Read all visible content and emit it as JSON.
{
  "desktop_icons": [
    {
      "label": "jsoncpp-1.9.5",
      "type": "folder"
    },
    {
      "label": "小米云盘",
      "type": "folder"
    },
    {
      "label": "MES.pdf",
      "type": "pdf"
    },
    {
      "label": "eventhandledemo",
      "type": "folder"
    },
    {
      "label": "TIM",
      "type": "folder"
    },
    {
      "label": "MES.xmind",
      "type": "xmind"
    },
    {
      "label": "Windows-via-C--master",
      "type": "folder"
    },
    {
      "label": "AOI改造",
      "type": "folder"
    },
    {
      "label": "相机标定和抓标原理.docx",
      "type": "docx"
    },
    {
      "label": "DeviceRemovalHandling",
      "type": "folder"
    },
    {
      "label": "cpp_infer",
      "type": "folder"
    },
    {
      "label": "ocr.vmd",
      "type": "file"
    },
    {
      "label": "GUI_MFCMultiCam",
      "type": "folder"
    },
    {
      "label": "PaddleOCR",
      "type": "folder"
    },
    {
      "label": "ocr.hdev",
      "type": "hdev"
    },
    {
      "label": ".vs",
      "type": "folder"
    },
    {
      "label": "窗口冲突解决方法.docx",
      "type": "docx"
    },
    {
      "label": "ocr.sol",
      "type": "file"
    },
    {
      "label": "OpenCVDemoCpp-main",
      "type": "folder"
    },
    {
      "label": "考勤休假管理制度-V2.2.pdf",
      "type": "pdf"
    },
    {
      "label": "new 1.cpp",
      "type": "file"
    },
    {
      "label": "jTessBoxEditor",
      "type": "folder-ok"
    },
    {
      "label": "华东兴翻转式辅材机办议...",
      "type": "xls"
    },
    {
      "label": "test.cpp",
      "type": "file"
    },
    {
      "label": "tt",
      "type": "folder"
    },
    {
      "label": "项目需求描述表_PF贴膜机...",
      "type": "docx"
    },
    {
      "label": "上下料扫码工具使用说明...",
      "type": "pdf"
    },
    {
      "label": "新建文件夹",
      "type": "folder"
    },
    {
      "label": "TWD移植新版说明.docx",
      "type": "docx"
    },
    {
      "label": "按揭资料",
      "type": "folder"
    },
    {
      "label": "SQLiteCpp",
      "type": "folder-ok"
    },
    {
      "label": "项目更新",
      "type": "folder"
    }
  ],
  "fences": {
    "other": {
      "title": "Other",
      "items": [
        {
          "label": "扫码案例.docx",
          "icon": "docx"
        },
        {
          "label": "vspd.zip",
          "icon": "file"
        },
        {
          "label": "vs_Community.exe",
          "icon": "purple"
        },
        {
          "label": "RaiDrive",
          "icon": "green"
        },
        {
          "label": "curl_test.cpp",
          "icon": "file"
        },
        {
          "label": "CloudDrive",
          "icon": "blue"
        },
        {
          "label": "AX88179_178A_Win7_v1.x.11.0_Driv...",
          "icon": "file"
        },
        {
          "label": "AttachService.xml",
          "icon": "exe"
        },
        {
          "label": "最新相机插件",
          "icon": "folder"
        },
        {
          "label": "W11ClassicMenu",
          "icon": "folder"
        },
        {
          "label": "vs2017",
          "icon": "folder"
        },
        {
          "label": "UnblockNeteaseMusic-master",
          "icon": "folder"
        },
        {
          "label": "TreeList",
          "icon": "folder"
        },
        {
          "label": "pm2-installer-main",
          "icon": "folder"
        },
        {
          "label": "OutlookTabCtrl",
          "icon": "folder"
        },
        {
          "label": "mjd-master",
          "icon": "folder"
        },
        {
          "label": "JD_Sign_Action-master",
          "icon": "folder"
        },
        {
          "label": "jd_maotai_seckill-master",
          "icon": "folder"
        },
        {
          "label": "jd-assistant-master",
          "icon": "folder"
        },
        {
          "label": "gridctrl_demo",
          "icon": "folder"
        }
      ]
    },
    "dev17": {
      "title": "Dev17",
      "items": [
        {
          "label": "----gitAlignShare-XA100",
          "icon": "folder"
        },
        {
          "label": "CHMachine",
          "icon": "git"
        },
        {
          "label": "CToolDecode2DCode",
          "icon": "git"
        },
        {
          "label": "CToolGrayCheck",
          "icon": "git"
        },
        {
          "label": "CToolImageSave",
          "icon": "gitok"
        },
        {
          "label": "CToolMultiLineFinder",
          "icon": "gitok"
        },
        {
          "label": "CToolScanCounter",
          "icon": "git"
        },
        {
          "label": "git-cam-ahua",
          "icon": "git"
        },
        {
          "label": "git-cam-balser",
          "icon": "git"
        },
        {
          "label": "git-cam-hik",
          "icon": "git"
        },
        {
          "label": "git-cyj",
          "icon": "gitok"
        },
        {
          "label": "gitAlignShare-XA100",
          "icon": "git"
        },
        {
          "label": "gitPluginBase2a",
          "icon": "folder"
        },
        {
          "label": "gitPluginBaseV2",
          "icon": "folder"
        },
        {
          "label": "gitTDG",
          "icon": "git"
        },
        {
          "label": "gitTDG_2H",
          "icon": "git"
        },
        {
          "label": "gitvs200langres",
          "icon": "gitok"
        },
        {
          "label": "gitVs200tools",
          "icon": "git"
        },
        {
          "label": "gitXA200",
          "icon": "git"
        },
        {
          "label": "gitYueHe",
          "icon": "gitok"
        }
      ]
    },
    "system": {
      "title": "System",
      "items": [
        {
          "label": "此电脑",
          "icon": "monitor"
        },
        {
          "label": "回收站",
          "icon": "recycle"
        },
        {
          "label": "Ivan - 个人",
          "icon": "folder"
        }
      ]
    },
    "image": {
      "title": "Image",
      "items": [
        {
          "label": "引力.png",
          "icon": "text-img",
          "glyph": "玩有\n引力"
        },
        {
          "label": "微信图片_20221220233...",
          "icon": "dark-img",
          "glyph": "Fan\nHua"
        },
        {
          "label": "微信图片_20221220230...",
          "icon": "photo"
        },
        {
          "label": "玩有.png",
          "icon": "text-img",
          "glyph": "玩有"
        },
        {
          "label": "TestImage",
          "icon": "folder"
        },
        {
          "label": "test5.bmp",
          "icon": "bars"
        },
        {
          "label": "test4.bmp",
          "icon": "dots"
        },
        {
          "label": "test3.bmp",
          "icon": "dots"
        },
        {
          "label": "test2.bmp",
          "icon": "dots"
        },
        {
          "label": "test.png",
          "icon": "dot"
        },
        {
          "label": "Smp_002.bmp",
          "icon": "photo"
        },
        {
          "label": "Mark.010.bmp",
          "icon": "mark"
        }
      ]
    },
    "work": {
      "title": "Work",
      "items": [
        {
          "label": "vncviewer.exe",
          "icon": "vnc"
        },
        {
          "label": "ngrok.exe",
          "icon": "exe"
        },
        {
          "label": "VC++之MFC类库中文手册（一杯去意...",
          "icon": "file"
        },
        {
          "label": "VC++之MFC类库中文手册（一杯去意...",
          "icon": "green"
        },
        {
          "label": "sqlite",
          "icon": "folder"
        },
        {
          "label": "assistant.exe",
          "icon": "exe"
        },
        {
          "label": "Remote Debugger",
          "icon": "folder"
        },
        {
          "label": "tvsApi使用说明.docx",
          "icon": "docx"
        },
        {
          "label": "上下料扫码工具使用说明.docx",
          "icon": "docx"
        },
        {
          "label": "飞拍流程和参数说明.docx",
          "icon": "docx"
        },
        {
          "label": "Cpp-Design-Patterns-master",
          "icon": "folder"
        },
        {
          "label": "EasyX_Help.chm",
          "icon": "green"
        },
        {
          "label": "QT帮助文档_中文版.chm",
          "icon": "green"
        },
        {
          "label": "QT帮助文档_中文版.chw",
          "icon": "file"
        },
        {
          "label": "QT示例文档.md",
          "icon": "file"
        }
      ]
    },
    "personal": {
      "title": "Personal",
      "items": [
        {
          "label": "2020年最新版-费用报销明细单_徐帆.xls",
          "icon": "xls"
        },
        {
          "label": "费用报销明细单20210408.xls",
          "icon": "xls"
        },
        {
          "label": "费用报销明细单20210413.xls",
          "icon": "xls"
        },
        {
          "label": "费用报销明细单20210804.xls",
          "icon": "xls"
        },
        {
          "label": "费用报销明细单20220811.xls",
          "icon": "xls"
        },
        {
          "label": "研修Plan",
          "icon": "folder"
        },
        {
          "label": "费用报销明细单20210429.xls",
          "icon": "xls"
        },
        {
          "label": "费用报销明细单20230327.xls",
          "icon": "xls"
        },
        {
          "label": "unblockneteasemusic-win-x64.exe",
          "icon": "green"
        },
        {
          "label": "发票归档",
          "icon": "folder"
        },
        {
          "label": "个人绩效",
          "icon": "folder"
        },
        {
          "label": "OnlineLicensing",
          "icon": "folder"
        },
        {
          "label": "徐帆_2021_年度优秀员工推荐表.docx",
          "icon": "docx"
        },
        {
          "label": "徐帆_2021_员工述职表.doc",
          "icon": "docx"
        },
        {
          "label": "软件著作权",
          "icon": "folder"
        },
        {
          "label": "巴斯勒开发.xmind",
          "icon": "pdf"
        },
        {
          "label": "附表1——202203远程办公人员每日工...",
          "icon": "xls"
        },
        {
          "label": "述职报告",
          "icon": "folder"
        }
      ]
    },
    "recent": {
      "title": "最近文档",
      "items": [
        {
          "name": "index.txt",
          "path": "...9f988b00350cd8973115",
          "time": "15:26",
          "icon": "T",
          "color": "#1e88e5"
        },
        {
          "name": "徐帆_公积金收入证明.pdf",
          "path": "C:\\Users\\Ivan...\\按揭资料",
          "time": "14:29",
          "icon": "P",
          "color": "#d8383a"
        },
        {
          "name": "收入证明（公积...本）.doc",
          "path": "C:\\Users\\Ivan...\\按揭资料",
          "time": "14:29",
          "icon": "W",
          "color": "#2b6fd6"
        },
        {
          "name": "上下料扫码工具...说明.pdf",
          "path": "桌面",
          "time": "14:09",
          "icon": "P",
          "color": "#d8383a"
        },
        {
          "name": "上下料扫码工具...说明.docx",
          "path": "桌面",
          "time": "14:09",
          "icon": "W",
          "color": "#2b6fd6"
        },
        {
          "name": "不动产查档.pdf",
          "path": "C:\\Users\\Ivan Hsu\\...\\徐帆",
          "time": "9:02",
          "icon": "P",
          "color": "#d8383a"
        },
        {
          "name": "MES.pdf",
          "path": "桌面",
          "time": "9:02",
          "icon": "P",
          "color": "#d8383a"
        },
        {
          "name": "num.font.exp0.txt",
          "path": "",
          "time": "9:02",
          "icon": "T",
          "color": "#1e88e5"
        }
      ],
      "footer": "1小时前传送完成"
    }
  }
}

- Task instructions -
Where a line above contains the string "gitAlignShare", copy that line.

- Reply -
          "label": "----gitAlignShare-XA100",
          "label": "gitAlignShare-XA100",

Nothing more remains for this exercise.